> TASK GOAL: Reproduce the entries below in full, word for word.

> EXERCISE DATA:
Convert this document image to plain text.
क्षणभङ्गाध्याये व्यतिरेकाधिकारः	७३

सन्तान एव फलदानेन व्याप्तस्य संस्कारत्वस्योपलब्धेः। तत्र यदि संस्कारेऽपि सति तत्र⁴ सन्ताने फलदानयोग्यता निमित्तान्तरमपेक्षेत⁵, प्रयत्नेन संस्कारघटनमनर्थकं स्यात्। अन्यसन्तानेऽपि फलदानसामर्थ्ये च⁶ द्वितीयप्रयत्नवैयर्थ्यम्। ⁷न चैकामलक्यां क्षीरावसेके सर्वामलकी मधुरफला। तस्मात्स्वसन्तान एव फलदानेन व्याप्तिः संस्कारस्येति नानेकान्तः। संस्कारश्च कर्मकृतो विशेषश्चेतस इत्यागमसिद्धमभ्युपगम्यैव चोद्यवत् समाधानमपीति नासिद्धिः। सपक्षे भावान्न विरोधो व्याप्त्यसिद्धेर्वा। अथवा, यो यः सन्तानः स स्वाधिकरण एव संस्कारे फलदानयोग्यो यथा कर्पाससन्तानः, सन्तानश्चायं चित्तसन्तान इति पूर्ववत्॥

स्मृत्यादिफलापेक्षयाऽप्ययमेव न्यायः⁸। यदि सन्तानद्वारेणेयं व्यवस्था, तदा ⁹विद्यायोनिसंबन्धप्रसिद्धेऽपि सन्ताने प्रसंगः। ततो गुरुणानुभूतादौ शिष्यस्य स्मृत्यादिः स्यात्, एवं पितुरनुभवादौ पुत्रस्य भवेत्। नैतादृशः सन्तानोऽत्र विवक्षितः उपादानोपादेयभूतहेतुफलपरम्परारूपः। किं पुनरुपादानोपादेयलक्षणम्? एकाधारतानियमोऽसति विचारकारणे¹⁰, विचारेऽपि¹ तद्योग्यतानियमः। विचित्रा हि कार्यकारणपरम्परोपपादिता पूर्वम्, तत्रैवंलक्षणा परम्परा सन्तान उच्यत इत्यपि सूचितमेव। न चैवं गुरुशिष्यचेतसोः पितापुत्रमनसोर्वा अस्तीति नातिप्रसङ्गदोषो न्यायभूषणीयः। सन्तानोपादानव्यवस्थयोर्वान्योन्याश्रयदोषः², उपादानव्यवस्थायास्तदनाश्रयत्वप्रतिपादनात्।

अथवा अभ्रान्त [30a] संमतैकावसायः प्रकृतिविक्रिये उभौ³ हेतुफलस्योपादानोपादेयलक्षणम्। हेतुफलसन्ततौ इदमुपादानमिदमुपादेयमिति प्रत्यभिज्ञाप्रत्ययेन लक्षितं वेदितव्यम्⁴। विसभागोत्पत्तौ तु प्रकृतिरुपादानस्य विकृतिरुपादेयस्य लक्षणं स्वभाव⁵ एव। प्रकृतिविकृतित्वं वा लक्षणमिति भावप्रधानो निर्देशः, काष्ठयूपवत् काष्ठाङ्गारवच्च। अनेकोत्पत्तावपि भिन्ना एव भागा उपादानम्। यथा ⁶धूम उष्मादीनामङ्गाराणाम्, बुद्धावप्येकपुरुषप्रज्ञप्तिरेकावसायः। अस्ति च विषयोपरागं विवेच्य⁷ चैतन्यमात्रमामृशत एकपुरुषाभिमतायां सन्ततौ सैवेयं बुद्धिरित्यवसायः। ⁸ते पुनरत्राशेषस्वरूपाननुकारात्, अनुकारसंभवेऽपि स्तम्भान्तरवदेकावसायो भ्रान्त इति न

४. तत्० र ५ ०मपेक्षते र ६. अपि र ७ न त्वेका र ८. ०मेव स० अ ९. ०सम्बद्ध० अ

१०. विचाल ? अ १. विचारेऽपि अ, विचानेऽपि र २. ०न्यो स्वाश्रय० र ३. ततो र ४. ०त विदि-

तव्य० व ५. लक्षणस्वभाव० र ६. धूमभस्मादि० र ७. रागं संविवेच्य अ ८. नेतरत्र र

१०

> SOLUTION FOR THIS PROBLEM:
Convert this document image to plain text.
क्षणभङ्गाध्याये व्यतिरेकाधिकारः	७३

सन्तान एव फलदानेन व्याप्तस्य संस्कारत्वस्योपलब्धेः। तत्र यदि संस्कारेऽपि सति तत्र⁴ सन्ताने फलदानयोग्यता निमित्तान्तरमपेक्षेत⁵, प्रयत्नेन संस्कारघटनमनर्थकं स्यात्। अन्यसन्तानेऽपि फलदानसामर्थ्ये च⁶ द्वितीयप्रयत्नवैयर्थ्यम्। ⁷न चैकामलक्यां क्षीरावसेके सर्वामलकी मधुरफला। तस्मात्स्वसन्तान एव फलदानेन व्याप्तिः संस्कारस्येति नानेकान्तः। संस्कारश्च कर्मकृतो विशेषश्चेतस इत्यागमसिद्धमभ्युपगम्यैव चोद्यवत् समाधानमपीति नासिद्धिः। सपक्षे भावान्न विरोधो व्याप्त्यसिद्धेर्वा। अथवा, यो यः सन्तानः स स्वाधिकरण एव संस्कारे फलदानयोग्यो यथा कर्पाससन्तानः, सन्तानश्चायं चित्तसन्तान इति पूर्ववत्॥

स्मृत्यादिफलापेक्षयाऽप्ययमेव न्यायः⁸। यदि सन्तानद्वारेणेयं व्यवस्था, तदा ⁹विद्यायोनिसंबन्धप्रसिद्धेऽपि सन्ताने प्रसंगः। ततो गुरुणानुभूतादौ शिष्यस्य स्मृत्यादिः स्यात्, एवं पितुरनुभवादौ पुत्रस्य भवेत्। नैतादृशः सन्तानोऽत्र विवक्षितः उपादानोपादेयभूतहेतुफलपरम्परारूपः। किं पुनरुपादानोपादेयलक्षणम्? एकाधारतानियमोऽसति विचारकारणे¹⁰, विचारेऽपि¹ तद्योग्यतानियमः। विचित्रा हि कार्यकारणपरम्परोपपादिता पूर्वम्, तत्रैवंलक्षणा परम्परा सन्तान उच्यत इत्यपि सूचितमेव। न चैवं गुरुशिष्यचेतसोः पितापुत्रमनसोर्वा अस्तीति नातिप्रसङ्गदोषो न्यायभूषणीयः। सन्तानोपादानव्यवस्थयोर्वान्योन्याश्रयदोषः², उपादानव्यवस्थायास्तदनाश्रयत्वप्रतिपादनात्।

अथवा अभ्रान्त [30a] संमतैकावसायः प्रकृतिविक्रिये उभौ³ हेतुफलस्योपादानोपादेयलक्षणम्। हेतुफलसन्ततौ इदमुपादानमिदमुपादेयमिति प्रत्यभिज्ञाप्रत्ययेन लक्षितं वेदितव्यम्⁴। विसभागोत्पत्तौ तु प्रकृतिरुपादानस्य विकृतिरुपादेयस्य लक्षणं स्वभाव⁵ एव। प्रकृतिविकृतित्वं वा लक्षणमिति भावप्रधानो निर्देशः, काष्ठयूपवत् काष्ठाङ्गारवच्च। अनेकोत्पत्तावपि भिन्ना एव भागा उपादानम्। यथा ⁶धूम उष्मादीनामङ्गाराणाम्, बुद्धावप्येकपुरुषप्रज्ञप्तिरेकावसायः। अस्ति च विषयोपरागं विवेच्य⁷ चैतन्यमात्रमामृशत एकपुरुषाभिमतायां सन्ततौ सैवेयं बुद्धिरित्यवसायः। ⁸ते पुनरत्राशेषस्वरूपाननुकारात्, अनुकारसंभवेऽपि स्तम्भान्तरवदेकावसायो भ्रान्त इति न

४. तत्० र ५ ०मपेक्षते र ६. अपि र ७ न त्वेका र ८. ०मेव स० अ ९. ०सम्बद्ध० अ

१०. विचाल ? अ १. विचारेऽपि अ, विचानेऽपि र २. ०न्यो स्वाश्रय० र ३. ततो र ४. ०त विदि-

तव्य० व ५. लक्षणस्वभाव० र ६. धूमभस्मादि० र ७. रागं संविवेच्य अ ८. नेतरत्र र

१०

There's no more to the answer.